Tugas:
(1) Dalam berita tentang konferensi Jeddah, siapa yang diutus China ke konferensi Ukraina tersebut?
(2) Lanjutkan berita tentang konferensi Jeddah setelah kalimat terakhirnya.

**** Kutipan Bacaan ****

Jakarta (ANTARA) - China mengabaikan undangan menghadiri konferensi untuk solusi damai perang Ukraina-Rusia di Kopenhagen, Denmark, 24 Juli 2023. Tapi begitu konferensi serupa diadakan di Jeddah, Arab Saudi, pada 5-6 Agustus, China tak berpikir panjang untuk menghadirinya.

China mengirimkan diplomat kawakan yang juga Utusan Khusus China untuk Eurasia, Li Hui, ke konferensi Ukraina di Jeddah itu.

Saudi sendiri mengungkapkan 40-an negara peserta konferensi Jeddah sepakat melanjutkan konsultasi untuk meretas jalan damai dan berencana membentuk kelompok kerja guna mengatasi dampak perang Ukraina-Rusia.

Ukraina menyambut baik hasil konferensi itu, sebaliknya Rusia menganggapnya tak lebih dari upaya Barat dalam menggalang dukungan belahan dunia selatan (Global South) yang kebanyakan negara berkembang.

Mari lupakan dulu kegembiraan Ukraina dan penyangkalan Rusia terhadap konferensi itu, karena ada yang lebih menarik, yakni kehadiran China dalam konferensi Jeddah.

**** Daftar Catatan ****

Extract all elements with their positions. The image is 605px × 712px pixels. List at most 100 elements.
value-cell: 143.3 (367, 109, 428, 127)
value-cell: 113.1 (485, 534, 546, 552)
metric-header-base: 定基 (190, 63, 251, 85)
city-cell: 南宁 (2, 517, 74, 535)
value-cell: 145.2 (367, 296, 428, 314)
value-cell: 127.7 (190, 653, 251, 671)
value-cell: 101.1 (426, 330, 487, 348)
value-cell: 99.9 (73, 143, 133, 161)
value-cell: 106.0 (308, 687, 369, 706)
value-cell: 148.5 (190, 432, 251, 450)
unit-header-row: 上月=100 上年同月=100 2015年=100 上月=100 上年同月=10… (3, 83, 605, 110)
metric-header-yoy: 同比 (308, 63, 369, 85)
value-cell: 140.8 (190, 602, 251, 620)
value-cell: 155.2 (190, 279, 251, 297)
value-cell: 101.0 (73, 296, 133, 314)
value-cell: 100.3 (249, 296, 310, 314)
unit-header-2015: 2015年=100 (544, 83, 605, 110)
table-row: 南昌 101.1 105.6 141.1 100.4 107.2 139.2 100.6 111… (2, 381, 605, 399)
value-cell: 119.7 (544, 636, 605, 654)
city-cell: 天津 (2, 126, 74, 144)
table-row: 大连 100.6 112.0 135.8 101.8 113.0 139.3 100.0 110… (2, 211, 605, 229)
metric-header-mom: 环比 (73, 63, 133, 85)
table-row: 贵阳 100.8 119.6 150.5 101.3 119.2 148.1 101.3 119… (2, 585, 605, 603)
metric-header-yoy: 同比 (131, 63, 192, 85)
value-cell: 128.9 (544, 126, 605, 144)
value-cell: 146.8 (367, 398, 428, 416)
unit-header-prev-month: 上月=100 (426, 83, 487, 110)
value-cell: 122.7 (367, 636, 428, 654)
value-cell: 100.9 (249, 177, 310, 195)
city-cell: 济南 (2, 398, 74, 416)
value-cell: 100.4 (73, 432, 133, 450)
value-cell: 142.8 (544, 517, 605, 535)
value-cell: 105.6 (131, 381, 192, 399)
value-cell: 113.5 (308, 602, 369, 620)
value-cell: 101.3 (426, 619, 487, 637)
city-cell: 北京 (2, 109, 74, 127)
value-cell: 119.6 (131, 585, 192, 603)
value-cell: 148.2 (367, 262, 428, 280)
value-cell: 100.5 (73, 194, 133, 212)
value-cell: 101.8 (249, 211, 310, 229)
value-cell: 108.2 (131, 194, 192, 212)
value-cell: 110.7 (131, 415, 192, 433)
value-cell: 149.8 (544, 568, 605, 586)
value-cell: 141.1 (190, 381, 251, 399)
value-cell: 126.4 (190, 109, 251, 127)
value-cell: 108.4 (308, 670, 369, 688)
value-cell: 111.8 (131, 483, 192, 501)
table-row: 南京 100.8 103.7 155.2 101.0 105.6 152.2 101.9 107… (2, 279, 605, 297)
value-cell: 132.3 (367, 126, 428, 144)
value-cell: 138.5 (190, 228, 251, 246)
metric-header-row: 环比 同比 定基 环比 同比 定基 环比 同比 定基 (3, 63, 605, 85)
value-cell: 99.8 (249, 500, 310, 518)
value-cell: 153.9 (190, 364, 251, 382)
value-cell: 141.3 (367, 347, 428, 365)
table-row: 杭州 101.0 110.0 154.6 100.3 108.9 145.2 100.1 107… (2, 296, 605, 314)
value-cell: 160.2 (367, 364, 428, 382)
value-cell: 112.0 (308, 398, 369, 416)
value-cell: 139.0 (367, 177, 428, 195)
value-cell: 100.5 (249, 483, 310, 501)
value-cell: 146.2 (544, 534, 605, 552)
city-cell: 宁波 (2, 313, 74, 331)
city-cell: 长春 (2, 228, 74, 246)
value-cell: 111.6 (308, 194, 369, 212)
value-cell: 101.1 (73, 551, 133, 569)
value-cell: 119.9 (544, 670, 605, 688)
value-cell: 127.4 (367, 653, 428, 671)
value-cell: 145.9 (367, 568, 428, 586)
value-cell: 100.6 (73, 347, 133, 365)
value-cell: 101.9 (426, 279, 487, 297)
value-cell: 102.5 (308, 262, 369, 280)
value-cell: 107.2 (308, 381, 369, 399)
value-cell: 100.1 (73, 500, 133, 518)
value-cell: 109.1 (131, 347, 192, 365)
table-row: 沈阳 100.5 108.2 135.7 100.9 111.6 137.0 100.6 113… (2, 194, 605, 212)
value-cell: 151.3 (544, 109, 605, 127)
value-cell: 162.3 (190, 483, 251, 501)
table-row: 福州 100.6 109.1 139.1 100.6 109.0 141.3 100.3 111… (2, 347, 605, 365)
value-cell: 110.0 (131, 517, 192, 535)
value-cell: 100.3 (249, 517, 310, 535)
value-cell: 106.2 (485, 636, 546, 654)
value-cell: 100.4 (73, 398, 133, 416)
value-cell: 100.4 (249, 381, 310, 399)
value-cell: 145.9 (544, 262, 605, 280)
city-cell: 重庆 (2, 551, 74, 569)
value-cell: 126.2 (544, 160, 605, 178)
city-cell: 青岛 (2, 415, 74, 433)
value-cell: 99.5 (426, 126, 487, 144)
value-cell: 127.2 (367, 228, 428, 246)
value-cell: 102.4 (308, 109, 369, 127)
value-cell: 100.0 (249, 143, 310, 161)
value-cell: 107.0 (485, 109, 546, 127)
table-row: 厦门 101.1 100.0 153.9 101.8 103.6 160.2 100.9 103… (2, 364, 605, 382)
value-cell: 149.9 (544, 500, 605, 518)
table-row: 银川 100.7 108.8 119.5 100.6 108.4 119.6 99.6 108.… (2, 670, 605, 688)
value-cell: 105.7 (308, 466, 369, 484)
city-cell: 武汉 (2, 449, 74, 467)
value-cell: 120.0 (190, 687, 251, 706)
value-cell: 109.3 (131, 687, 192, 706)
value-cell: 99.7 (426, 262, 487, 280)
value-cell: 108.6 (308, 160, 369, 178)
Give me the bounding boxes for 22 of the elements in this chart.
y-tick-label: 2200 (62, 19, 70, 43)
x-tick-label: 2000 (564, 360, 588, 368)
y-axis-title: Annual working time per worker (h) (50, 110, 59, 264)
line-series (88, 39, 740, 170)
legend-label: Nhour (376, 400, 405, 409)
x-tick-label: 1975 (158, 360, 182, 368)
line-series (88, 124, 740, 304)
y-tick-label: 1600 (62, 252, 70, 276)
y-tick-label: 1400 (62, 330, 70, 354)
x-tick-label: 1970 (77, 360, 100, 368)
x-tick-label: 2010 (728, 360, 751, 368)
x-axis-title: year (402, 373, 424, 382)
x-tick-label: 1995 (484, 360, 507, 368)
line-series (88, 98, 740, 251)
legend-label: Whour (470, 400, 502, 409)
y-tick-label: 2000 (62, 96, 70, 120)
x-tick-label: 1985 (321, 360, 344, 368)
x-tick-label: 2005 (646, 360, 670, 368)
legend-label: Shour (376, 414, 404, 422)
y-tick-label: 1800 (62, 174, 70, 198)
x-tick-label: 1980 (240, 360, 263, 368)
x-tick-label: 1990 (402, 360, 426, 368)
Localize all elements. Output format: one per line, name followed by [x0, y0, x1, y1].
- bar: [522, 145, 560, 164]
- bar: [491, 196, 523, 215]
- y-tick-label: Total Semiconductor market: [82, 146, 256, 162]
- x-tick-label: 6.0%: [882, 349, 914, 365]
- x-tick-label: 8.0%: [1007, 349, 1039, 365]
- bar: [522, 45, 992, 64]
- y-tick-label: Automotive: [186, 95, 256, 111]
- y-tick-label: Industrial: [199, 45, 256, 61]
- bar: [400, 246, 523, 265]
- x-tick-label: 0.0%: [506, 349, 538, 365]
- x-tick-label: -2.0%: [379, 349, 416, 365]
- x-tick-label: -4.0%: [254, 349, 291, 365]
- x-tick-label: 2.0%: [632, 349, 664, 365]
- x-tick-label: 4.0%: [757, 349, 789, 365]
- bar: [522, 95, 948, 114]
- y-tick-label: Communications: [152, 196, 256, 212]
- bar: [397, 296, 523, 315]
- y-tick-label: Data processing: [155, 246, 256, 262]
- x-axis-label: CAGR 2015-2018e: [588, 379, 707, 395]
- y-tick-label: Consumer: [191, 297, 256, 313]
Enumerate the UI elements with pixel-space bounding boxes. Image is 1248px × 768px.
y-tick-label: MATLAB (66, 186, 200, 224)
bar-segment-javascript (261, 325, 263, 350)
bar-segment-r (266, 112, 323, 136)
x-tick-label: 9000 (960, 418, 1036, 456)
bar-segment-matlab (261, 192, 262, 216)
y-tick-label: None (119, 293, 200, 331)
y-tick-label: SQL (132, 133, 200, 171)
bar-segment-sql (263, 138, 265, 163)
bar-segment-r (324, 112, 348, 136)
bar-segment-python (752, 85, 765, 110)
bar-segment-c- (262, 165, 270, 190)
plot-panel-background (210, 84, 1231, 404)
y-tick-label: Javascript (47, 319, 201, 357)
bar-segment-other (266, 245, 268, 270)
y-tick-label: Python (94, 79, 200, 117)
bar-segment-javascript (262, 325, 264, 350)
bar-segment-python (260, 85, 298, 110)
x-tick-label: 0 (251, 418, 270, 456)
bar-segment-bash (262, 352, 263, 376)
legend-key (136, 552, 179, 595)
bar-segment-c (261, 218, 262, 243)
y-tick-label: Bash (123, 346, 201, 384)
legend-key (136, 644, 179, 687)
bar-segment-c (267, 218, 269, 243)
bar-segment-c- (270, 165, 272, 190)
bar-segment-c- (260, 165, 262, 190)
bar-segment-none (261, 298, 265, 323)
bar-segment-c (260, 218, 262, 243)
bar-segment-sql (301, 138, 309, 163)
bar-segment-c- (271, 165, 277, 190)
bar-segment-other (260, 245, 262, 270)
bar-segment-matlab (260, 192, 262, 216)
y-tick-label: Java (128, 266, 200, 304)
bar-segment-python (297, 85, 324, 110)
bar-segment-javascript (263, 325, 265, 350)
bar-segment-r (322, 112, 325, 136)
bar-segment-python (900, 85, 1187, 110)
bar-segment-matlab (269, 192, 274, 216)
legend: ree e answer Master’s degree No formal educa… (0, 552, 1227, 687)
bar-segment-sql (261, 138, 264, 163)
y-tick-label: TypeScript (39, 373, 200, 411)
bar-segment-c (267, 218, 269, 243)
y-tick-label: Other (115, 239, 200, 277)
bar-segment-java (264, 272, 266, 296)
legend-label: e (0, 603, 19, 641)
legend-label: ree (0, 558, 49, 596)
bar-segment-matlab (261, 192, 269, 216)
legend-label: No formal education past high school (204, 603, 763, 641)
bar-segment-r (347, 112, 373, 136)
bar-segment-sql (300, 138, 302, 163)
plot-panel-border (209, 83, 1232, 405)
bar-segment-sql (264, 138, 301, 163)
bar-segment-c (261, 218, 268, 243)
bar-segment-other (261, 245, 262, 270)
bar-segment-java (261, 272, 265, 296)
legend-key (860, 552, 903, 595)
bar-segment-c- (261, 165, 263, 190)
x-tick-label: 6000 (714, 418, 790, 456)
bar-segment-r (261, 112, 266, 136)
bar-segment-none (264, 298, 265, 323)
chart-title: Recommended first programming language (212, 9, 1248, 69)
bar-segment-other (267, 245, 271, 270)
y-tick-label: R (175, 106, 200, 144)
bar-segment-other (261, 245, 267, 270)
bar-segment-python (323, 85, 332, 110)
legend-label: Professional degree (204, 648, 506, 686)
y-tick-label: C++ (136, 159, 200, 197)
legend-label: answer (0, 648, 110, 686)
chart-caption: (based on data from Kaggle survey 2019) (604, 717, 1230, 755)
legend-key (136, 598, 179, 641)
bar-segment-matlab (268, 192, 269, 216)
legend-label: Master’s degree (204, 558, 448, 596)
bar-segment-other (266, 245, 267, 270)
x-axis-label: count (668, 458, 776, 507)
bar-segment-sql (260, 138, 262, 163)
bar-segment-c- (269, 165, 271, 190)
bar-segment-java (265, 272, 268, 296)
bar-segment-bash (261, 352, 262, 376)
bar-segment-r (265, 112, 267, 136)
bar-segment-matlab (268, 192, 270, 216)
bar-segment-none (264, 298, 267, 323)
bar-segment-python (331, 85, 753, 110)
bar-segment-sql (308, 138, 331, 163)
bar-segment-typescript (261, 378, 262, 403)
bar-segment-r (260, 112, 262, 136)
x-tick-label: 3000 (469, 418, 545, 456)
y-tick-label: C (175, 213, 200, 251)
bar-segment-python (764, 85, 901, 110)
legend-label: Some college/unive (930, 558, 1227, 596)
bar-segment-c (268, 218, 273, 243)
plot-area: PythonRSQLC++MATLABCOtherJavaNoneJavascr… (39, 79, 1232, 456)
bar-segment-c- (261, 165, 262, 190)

****

Jawaban:
(1) Li Hui, diplomat kawakan yang juga Utusan Khusus China untuk Eurasia.

(2)
China sudah dianggap kunci bagi penyelesaian damai Ukraina-Rusia. Untuk itu, kehadirannya di Jeddah menambah bobot pertemuan yang jumlah pesertanya tiga kali lebih banyak dari jumlah peserta konferensi Kopenhagen.

Faktor Saudi sebagai negara netral dalam perang Ukraina-Rusia, walau mendukung resolusi PBB yang mengecam invasi Rusia, menjadi salah satu bahan pertimbangan China hadir di Jeddah.

Sebulan sebelumnya China menampik undangan Denmark untuk menghadiri acara serupa, mungkin karena Denmark dianggap tak netral, mengingat statusnya sebagai anggota NATO yang jelas berpihak kepada Ukraina.

Sejumlah kalangan menilai kehadiran China di Jeddah itu melukiskan pergeseran sikap dalam bagaimana China memandang perang yang sudah berlangsung 18 bulan itu.

China kini melihat perang itu membahayakan kepentingan nasionalnya dan memunculkan realitas-realitas baru tentang Rusia yang tidak diharapkan China, yang di antaranya tersingkap dari pemberontakan tentara bayaran Wagner Group pada 23 Juni.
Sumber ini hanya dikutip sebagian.